[begin ITEMS]

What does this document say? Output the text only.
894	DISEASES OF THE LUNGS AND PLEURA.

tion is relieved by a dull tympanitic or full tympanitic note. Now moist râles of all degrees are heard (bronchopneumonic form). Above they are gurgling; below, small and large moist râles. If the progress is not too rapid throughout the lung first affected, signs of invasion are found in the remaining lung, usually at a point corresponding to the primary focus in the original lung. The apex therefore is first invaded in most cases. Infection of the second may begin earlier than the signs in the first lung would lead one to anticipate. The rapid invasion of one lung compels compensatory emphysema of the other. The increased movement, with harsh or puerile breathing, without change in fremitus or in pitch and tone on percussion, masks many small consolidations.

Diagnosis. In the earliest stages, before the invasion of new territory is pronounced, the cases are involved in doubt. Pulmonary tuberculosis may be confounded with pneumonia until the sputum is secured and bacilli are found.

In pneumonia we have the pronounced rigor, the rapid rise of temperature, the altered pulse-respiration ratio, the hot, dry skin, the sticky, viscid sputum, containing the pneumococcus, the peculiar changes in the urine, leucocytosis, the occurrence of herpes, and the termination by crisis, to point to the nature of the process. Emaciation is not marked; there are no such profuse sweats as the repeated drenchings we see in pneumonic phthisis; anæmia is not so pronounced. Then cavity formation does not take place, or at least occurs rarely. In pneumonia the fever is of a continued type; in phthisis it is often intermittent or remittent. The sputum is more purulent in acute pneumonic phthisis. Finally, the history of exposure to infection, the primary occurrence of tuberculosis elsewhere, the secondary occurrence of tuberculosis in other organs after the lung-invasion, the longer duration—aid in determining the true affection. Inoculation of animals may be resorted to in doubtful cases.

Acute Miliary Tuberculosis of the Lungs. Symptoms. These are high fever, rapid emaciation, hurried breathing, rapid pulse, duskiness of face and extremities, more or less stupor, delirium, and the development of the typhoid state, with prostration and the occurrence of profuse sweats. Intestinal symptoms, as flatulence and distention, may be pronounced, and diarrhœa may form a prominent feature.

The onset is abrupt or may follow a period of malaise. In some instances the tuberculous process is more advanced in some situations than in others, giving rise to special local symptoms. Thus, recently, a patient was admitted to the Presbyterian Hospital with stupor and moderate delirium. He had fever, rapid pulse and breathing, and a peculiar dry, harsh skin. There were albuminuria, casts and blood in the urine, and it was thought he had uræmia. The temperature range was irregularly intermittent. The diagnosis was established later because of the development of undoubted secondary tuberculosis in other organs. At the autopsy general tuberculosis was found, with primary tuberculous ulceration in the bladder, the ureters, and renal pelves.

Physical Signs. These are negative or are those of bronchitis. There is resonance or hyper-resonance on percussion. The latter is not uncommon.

[end ITEMS]
[begin ITEMS]

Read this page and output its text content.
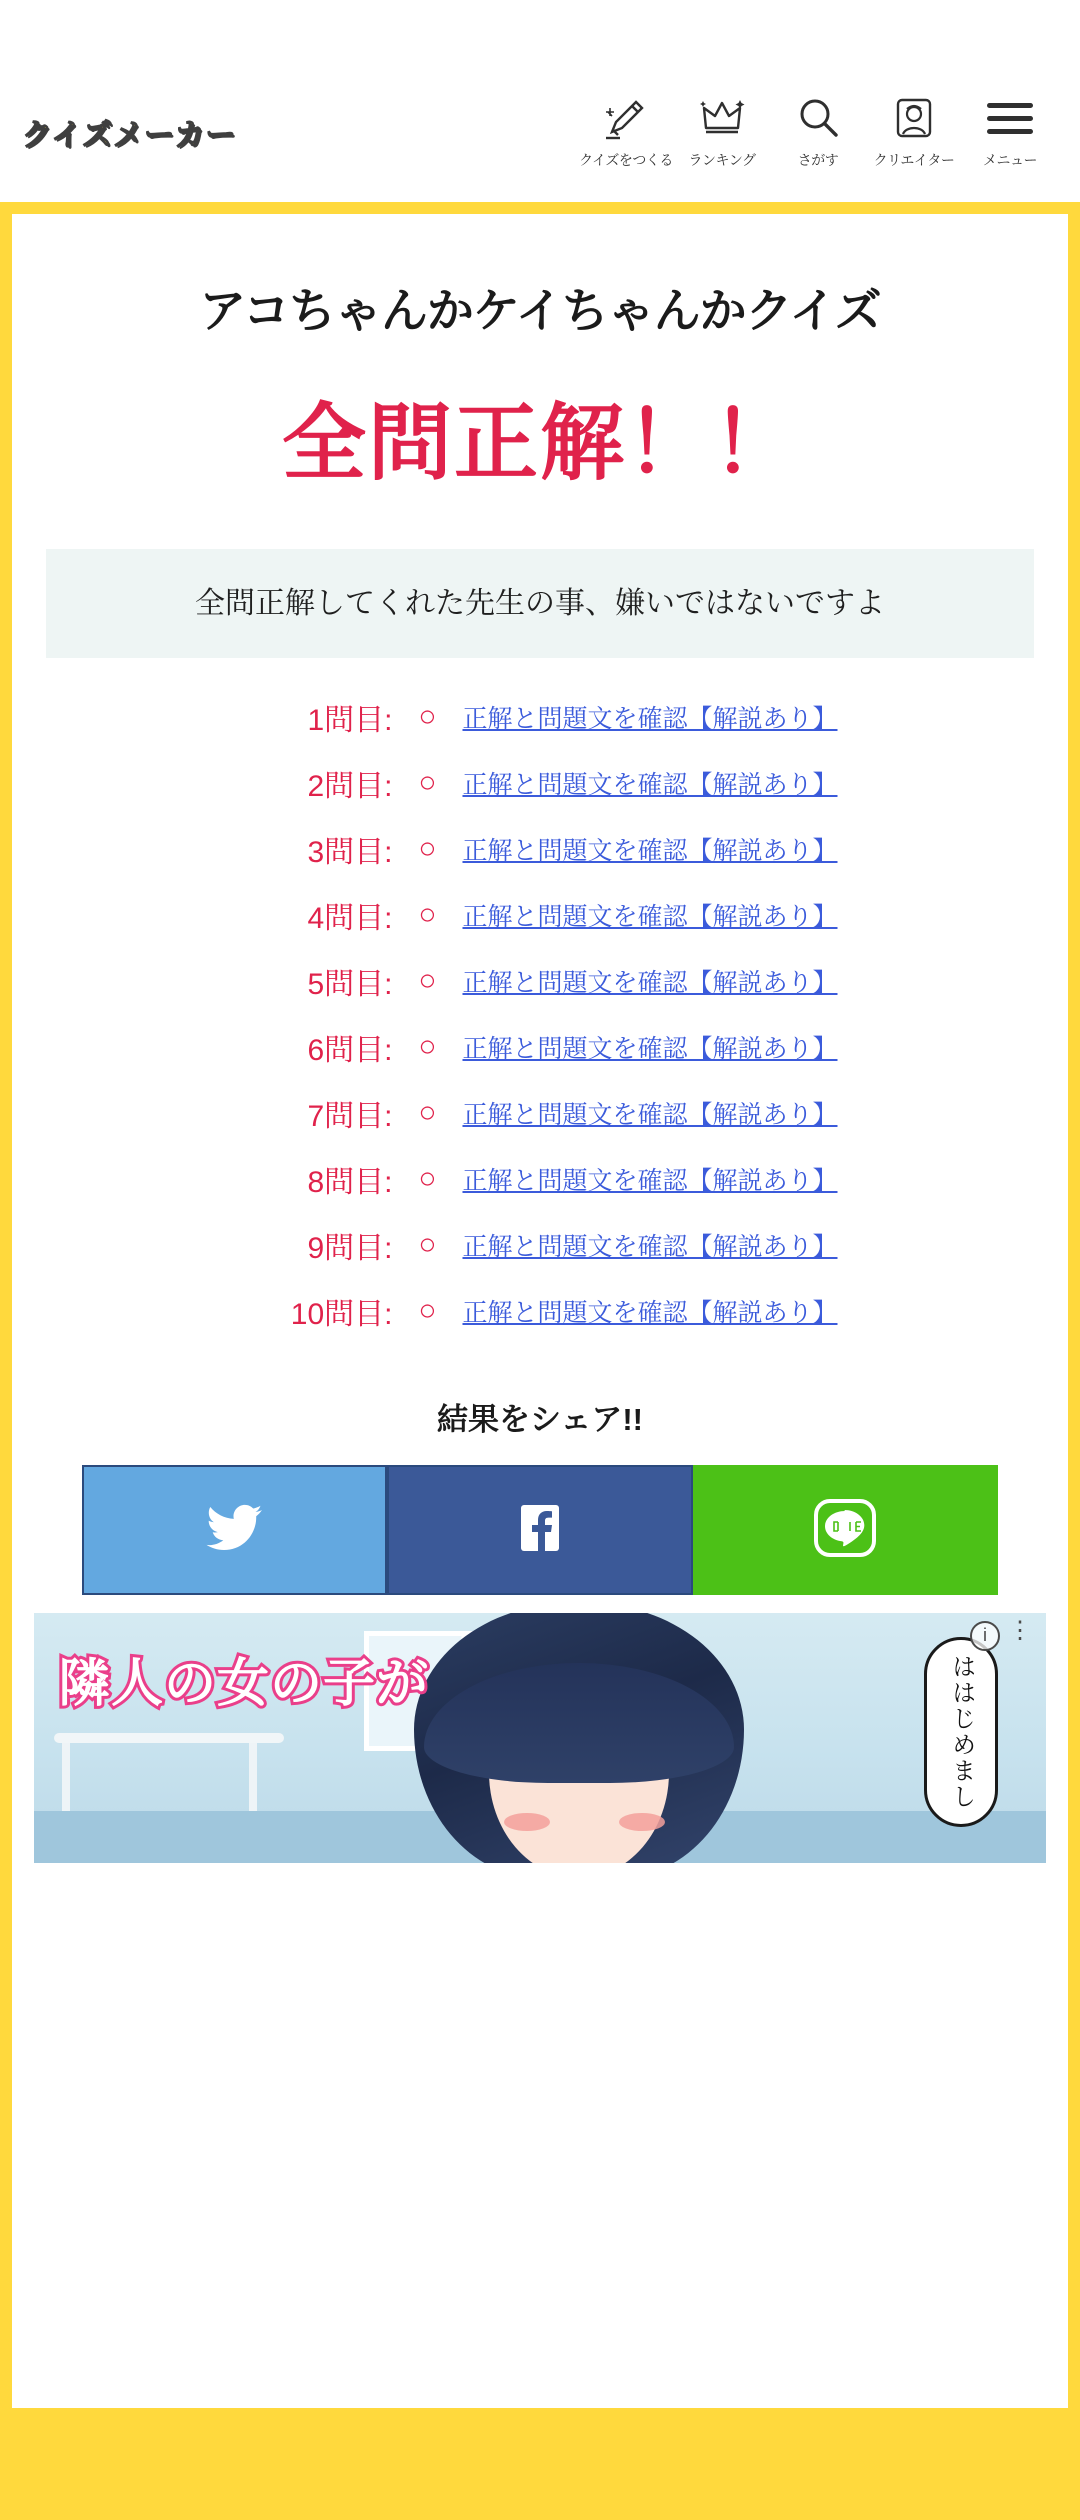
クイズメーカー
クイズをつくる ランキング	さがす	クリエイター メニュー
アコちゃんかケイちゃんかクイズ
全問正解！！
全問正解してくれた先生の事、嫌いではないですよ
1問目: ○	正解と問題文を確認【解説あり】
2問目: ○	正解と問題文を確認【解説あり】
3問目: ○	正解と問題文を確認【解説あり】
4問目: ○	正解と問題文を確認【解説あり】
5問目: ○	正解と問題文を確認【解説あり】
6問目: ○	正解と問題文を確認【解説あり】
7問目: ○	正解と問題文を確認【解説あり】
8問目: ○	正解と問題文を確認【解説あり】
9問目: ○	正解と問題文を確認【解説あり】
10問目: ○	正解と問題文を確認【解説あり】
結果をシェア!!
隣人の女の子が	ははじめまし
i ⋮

[end ITEMS]

List all lines holding the string "解説あり".

1問目: ○	正解と問題文を確認【解説あり】
2問目: ○	正解と問題文を確認【解説あり】
3問目: ○	正解と問題文を確認【解説あり】
4問目: ○	正解と問題文を確認【解説あり】
5問目: ○	正解と問題文を確認【解説あり】
6問目: ○	正解と問題文を確認【解説あり】
7問目: ○	正解と問題文を確認【解説あり】
8問目: ○	正解と問題文を確認【解説あり】
9問目: ○	正解と問題文を確認【解説あり】
10問目: ○	正解と問題文を確認【解説あり】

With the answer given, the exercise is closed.